WRITTEN PROBLEM | Emit the data below verbatim, stripping out any pictures.

DATA PROVIDED |
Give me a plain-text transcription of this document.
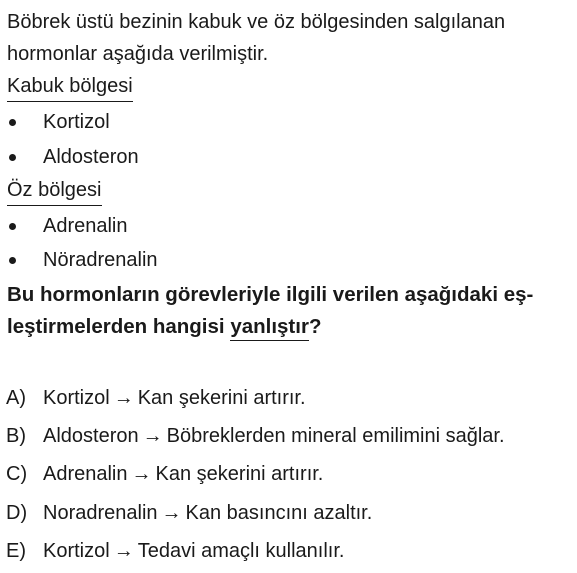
Böbrek üstü bezinin kabuk ve öz bölgesinden salgılanan
hormonlar aşağıda verilmiştir.
Kabuk bölgesi
Kortizol
Aldosteron
Öz bölgesi
Adrenalin
Nöradrenalin
Bu hormonların görevleriyle ilgili verilen aşağıdaki eş-
leştirmelerden hangisi yanlıştır?
A) Kortizol → Kan şekerini artırır.
B) Aldosteron → Böbreklerden mineral emilimini sağlar.
C) Adrenalin → Kan şekerini artırır.
D) Noradrenalin → Kan basıncını azaltır.
E) Kortizol → Tedavi amaçlı kullanılır.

EXERCISE RESPONSE |
Give me a plain-text transcription of this document.
Böbrek üstü bezinin kabuk ve öz bölgesinden salgılanan
hormonlar aşağıda verilmiştir.
Kabuk bölgesi
Kortizol
Aldosteron
Öz bölgesi
Adrenalin
Nöradrenalin
Bu hormonların görevleriyle ilgili verilen aşağıdaki eş-
leştirmelerden hangisi yanlıştır?
A) Kortizol → Kan şekerini artırır.
B) Aldosteron → Böbreklerden mineral emilimini sağlar.
C) Adrenalin → Kan şekerini artırır.
D) Noradrenalin → Kan basıncını azaltır.
E) Kortizol → Tedavi amaçlı kullanılır.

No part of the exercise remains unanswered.